AIM OF THE EXERCISE:
Transcribe all the entries word for word, but omit the images.
══════════════════════════════
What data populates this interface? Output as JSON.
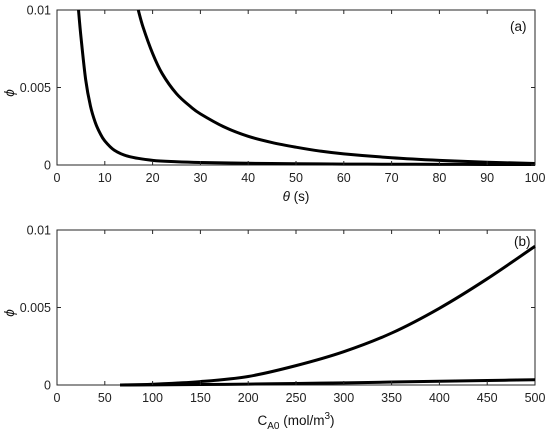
{
  "chart_data": [
    {
      "type": "line",
      "panel_label": "(a)",
      "xlabel_symbol": "θ",
      "xlabel_unit": " (s)",
      "ylabel": "ϕ",
      "xlim": [
        0,
        100
      ],
      "ylim": [
        0,
        0.01
      ],
      "xticks": [
        0,
        10,
        20,
        30,
        40,
        50,
        60,
        70,
        80,
        90,
        100
      ],
      "xtick_labels": [
        "0",
        "10",
        "20",
        "30",
        "40",
        "50",
        "60",
        "70",
        "80",
        "90",
        "100"
      ],
      "yticks": [
        0,
        0.005,
        0.01
      ],
      "ytick_labels": [
        "0",
        "0.005",
        "0.01"
      ],
      "grid": false,
      "line_color": "#000000",
      "series": [
        {
          "x": [
            4.5,
            5,
            6,
            7,
            8,
            9,
            10,
            12,
            15,
            20,
            25,
            30,
            40,
            50,
            60,
            70,
            80,
            90,
            100
          ],
          "values": [
            0.01,
            0.0083,
            0.0055,
            0.0038,
            0.00275,
            0.00205,
            0.00155,
            0.00095,
            0.00055,
            0.0003,
            0.00021,
            0.00016,
            0.00011,
            8e-05,
            6e-05,
            5e-05,
            4e-05,
            3.5e-05,
            3e-05
          ]
        },
        {
          "x": [
            17,
            18,
            20,
            22,
            25,
            28,
            30,
            35,
            40,
            45,
            50,
            55,
            60,
            70,
            80,
            90,
            100
          ],
          "values": [
            0.01,
            0.0089,
            0.0072,
            0.0059,
            0.0046,
            0.00375,
            0.0033,
            0.00245,
            0.00185,
            0.00145,
            0.00115,
            0.0009,
            0.00072,
            0.00047,
            0.0003,
            0.00018,
            0.0001
          ]
        }
      ]
    },
    {
      "type": "line",
      "panel_label": "(b)",
      "xlabel_main": "C",
      "xlabel_sub": "A0",
      "xlabel_unit": " (mol/m",
      "xlabel_sup": "3",
      "xlabel_close": ")",
      "ylabel": "ϕ",
      "xlim": [
        0,
        500
      ],
      "ylim": [
        0,
        0.01
      ],
      "xticks": [
        0,
        50,
        100,
        150,
        200,
        250,
        300,
        350,
        400,
        450,
        500
      ],
      "xtick_labels": [
        "0",
        "50",
        "100",
        "150",
        "200",
        "250",
        "300",
        "350",
        "400",
        "450",
        "500"
      ],
      "yticks": [
        0,
        0.005,
        0.01
      ],
      "ytick_labels": [
        "0",
        "0.005",
        "0.01"
      ],
      "grid": false,
      "line_color": "#000000",
      "series": [
        {
          "x": [
            66,
            100,
            150,
            200,
            250,
            300,
            350,
            400,
            450,
            500
          ],
          "values": [
            0.0,
            5e-05,
            0.00022,
            0.00055,
            0.00125,
            0.00215,
            0.00335,
            0.00495,
            0.00685,
            0.00895
          ]
        },
        {
          "x": [
            66,
            100,
            150,
            200,
            250,
            300,
            350,
            400,
            450,
            500
          ],
          "values": [
            0.0,
            1e-05,
            3e-05,
            6e-05,
            0.0001,
            0.00014,
            0.00019,
            0.00024,
            0.00029,
            0.00034
          ]
        }
      ]
    }
  ]
}
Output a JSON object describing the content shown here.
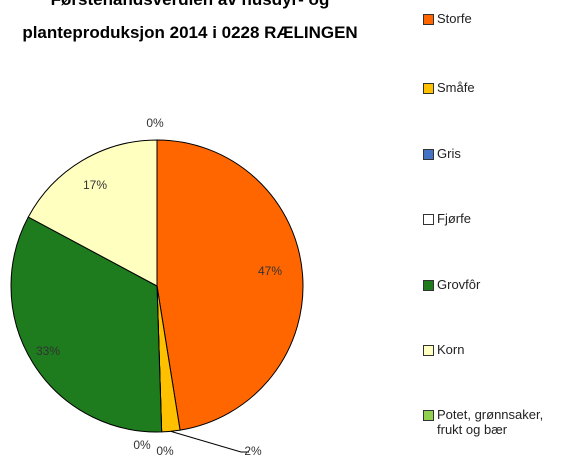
{
  "chart_data": {
    "type": "pie",
    "title": [
      "Førstehåndsverdien av husdyr- og",
      "planteproduksjon 2014 i 0228 RÆLINGEN"
    ],
    "categories": [
      "Storfe",
      "Småfe",
      "Gris",
      "Fjørfe",
      "Grovfôr",
      "Korn",
      "Potet, grønnsaker, frukt og bær"
    ],
    "values": [
      47,
      2,
      0,
      0,
      33,
      17,
      0
    ],
    "value_labels": [
      "47%",
      "2%",
      "0%",
      "0%",
      "33%",
      "17%",
      "0%"
    ],
    "colors": [
      "#ff6600",
      "#ffc000",
      "#4472c4",
      "#ffffff",
      "#1e7b1e",
      "#ffffc0",
      "#92d050"
    ]
  }
}
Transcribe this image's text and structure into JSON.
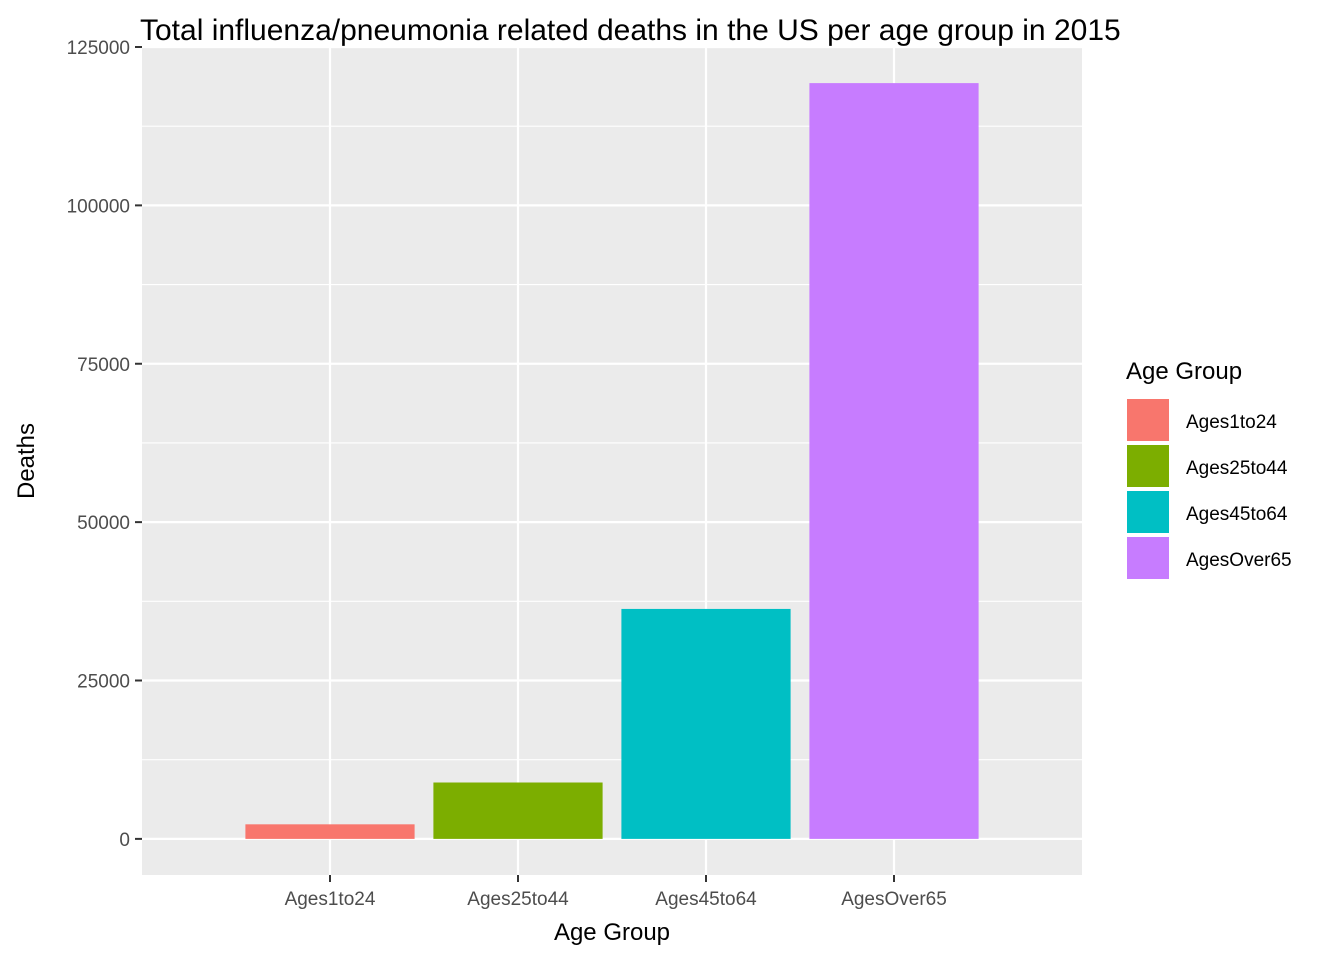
{
  "chart_data": {
    "type": "bar",
    "title": "Total influenza/pneumonia related deaths in the US per age group in 2015",
    "xlabel": "Age Group",
    "ylabel": "Deaths",
    "categories": [
      "Ages1to24",
      "Ages25to44",
      "Ages45to64",
      "AgesOver65"
    ],
    "values": [
      2300,
      8900,
      36300,
      119300
    ],
    "colors": [
      "#F8766D",
      "#7CAE00",
      "#00BFC4",
      "#C77CFF"
    ],
    "ylim": [
      -5700,
      125000
    ],
    "yticks": [
      0,
      25000,
      50000,
      75000,
      100000,
      125000
    ],
    "ytick_labels": [
      "0",
      "25000",
      "50000",
      "75000",
      "100000",
      "125000"
    ],
    "grid": true,
    "panel_background": "#EBEBEB",
    "legend": {
      "title": "Age Group",
      "position": "right",
      "items": [
        "Ages1to24",
        "Ages25to44",
        "Ages45to64",
        "AgesOver65"
      ]
    }
  }
}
══════════════════════════════
ANSWER TO THIS EXERCISE:
What data populates this interface? Output as JSON.
{
  "chart_data": [
    {
      "type": "line",
      "panel_label": "(a)",
      "xlabel_symbol": "θ",
      "xlabel_unit": " (s)",
      "ylabel": "ϕ",
      "xlim": [
        0,
        100
      ],
      "ylim": [
        0,
        0.01
      ],
      "xticks": [
        0,
        10,
        20,
        30,
        40,
        50,
        60,
        70,
        80,
        90,
        100
      ],
      "xtick_labels": [
        "0",
        "10",
        "20",
        "30",
        "40",
        "50",
        "60",
        "70",
        "80",
        "90",
        "100"
      ],
      "yticks": [
        0,
        0.005,
        0.01
      ],
      "ytick_labels": [
        "0",
        "0.005",
        "0.01"
      ],
      "grid": false,
      "line_color": "#000000",
      "series": [
        {
          "x": [
            4.5,
            5,
            6,
            7,
            8,
            9,
            10,
            12,
            15,
            20,
            25,
            30,
            40,
            50,
            60,
            70,
            80,
            90,
            100
          ],
          "values": [
            0.01,
            0.0083,
            0.0055,
            0.0038,
            0.00275,
            0.00205,
            0.00155,
            0.00095,
            0.00055,
            0.0003,
            0.00021,
            0.00016,
            0.00011,
            8e-05,
            6e-05,
            5e-05,
            4e-05,
            3.5e-05,
            3e-05
          ]
        },
        {
          "x": [
            17,
            18,
            20,
            22,
            25,
            28,
            30,
            35,
            40,
            45,
            50,
            55,
            60,
            70,
            80,
            90,
            100
          ],
          "values": [
            0.01,
            0.0089,
            0.0072,
            0.0059,
            0.0046,
            0.00375,
            0.0033,
            0.00245,
            0.00185,
            0.00145,
            0.00115,
            0.0009,
            0.00072,
            0.00047,
            0.0003,
            0.00018,
            0.0001
          ]
        }
      ]
    },
    {
      "type": "line",
      "panel_label": "(b)",
      "xlabel_main": "C",
      "xlabel_sub": "A0",
      "xlabel_unit": " (mol/m",
      "xlabel_sup": "3",
      "xlabel_close": ")",
      "ylabel": "ϕ",
      "xlim": [
        0,
        500
      ],
      "ylim": [
        0,
        0.01
      ],
      "xticks": [
        0,
        50,
        100,
        150,
        200,
        250,
        300,
        350,
        400,
        450,
        500
      ],
      "xtick_labels": [
        "0",
        "50",
        "100",
        "150",
        "200",
        "250",
        "300",
        "350",
        "400",
        "450",
        "500"
      ],
      "yticks": [
        0,
        0.005,
        0.01
      ],
      "ytick_labels": [
        "0",
        "0.005",
        "0.01"
      ],
      "grid": false,
      "line_color": "#000000",
      "series": [
        {
          "x": [
            66,
            100,
            150,
            200,
            250,
            300,
            350,
            400,
            450,
            500
          ],
          "values": [
            0.0,
            5e-05,
            0.00022,
            0.00055,
            0.00125,
            0.00215,
            0.00335,
            0.00495,
            0.00685,
            0.00895
          ]
        },
        {
          "x": [
            66,
            100,
            150,
            200,
            250,
            300,
            350,
            400,
            450,
            500
          ],
          "values": [
            0.0,
            1e-05,
            3e-05,
            6e-05,
            0.0001,
            0.00014,
            0.00019,
            0.00024,
            0.00029,
            0.00034
          ]
        }
      ]
    }
  ]
}
Output a JSON object describing the content shown here.
{
  "chart_data": {
    "type": "pie",
    "title": [
      "Førstehåndsverdien av husdyr- og",
      "planteproduksjon 2014 i 0228 RÆLINGEN"
    ],
    "categories": [
      "Storfe",
      "Småfe",
      "Gris",
      "Fjørfe",
      "Grovfôr",
      "Korn",
      "Potet, grønnsaker, frukt og bær"
    ],
    "values": [
      47,
      2,
      0,
      0,
      33,
      17,
      0
    ],
    "value_labels": [
      "47%",
      "2%",
      "0%",
      "0%",
      "33%",
      "17%",
      "0%"
    ],
    "colors": [
      "#ff6600",
      "#ffc000",
      "#4472c4",
      "#ffffff",
      "#1e7b1e",
      "#ffffc0",
      "#92d050"
    ]
  }
}
Transcribe this image's text and structure into JSON.
{
  "chart_data": {
    "type": "bar",
    "title": "Total influenza/pneumonia related deaths in the US per age group in 2015",
    "xlabel": "Age Group",
    "ylabel": "Deaths",
    "categories": [
      "Ages1to24",
      "Ages25to44",
      "Ages45to64",
      "AgesOver65"
    ],
    "values": [
      2300,
      8900,
      36300,
      119300
    ],
    "colors": [
      "#F8766D",
      "#7CAE00",
      "#00BFC4",
      "#C77CFF"
    ],
    "ylim": [
      -5700,
      125000
    ],
    "yticks": [
      0,
      25000,
      50000,
      75000,
      100000,
      125000
    ],
    "ytick_labels": [
      "0",
      "25000",
      "50000",
      "75000",
      "100000",
      "125000"
    ],
    "grid": true,
    "panel_background": "#EBEBEB",
    "legend": {
      "title": "Age Group",
      "position": "right",
      "items": [
        "Ages1to24",
        "Ages25to44",
        "Ages45to64",
        "AgesOver65"
      ]
    }
  }
}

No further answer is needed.